Aim of the task: Read the material below and tally how many lines hold the word "apart", giving the number and nothing else.
++++++
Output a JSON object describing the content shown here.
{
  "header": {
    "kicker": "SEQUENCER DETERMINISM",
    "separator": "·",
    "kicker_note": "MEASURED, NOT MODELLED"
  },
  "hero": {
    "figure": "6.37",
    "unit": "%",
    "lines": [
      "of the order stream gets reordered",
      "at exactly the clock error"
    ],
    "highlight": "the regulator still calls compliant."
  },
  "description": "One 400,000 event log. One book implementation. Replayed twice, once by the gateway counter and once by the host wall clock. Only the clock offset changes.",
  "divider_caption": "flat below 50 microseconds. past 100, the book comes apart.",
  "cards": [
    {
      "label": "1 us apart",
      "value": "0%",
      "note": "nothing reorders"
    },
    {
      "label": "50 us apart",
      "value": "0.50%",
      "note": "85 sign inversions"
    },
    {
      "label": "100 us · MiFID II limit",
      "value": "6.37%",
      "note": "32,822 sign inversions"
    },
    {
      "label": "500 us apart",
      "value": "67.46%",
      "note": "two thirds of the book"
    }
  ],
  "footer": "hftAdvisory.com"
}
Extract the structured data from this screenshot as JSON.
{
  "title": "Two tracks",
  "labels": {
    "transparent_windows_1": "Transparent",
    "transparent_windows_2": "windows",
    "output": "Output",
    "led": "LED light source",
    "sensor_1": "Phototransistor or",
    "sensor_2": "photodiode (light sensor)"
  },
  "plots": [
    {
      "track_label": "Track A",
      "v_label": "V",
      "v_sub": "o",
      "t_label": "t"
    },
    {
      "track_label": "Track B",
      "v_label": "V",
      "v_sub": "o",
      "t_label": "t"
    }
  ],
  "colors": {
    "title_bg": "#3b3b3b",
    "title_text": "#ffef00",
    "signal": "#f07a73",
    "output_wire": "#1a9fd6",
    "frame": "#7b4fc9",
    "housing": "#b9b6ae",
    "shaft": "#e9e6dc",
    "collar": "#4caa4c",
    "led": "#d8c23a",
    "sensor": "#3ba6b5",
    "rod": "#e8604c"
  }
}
++++++
Result of this exercise: 4